Work to do: Copy, from the entries below, each line where the word "JSON" can be found.

--- begin Data rows ---

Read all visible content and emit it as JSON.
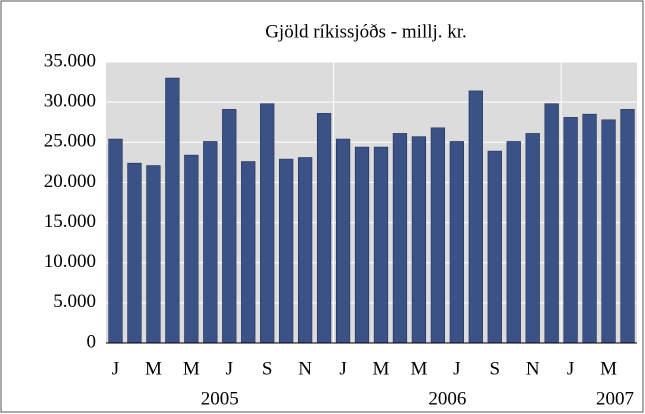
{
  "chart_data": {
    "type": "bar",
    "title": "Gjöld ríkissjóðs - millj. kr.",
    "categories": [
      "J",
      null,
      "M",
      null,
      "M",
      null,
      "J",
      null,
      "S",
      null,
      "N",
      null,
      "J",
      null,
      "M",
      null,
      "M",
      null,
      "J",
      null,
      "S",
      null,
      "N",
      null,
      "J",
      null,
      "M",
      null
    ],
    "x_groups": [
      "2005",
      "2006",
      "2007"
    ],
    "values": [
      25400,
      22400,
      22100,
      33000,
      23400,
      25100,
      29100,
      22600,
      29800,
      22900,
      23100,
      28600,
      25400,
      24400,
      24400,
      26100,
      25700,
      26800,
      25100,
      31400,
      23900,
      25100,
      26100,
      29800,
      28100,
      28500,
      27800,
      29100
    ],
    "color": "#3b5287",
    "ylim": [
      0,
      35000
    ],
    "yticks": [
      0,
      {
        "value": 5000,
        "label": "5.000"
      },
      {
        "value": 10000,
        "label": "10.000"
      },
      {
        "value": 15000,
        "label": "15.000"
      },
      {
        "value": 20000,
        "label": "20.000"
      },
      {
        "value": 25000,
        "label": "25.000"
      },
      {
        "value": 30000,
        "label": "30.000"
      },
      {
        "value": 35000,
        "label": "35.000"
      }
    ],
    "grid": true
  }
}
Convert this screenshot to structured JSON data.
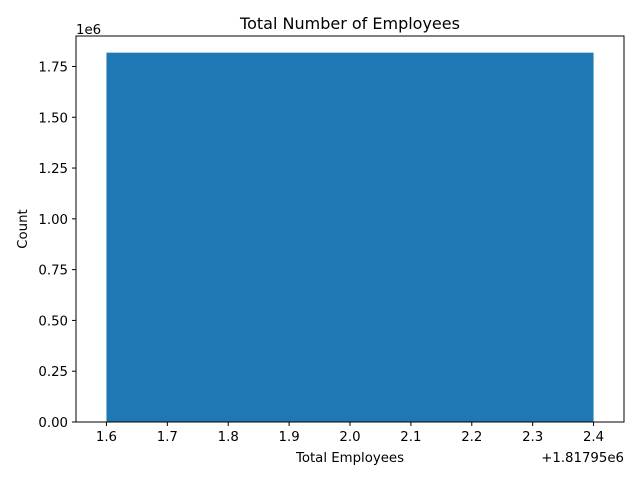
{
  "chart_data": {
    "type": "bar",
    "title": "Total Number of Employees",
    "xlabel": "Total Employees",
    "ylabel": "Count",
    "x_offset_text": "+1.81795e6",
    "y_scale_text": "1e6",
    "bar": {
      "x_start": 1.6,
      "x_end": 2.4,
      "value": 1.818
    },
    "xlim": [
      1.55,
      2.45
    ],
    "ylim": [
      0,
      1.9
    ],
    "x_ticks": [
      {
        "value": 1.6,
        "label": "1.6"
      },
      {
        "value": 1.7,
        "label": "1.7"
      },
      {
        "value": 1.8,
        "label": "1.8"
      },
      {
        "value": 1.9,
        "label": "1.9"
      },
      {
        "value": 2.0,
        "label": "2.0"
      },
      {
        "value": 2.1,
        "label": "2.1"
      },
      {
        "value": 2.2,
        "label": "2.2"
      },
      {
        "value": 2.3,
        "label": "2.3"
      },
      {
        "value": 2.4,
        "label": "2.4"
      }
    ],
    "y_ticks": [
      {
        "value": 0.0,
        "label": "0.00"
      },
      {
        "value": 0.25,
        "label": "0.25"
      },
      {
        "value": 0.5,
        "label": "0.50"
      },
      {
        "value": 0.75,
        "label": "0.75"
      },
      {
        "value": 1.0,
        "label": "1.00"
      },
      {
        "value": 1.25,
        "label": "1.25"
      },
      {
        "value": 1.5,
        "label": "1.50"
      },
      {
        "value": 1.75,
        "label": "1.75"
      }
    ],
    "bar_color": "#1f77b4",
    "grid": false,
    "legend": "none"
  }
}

--- end Data rows ---

The result:
Read all visible content and emit it as JSON.
Convert this screenshot to structured JSON data.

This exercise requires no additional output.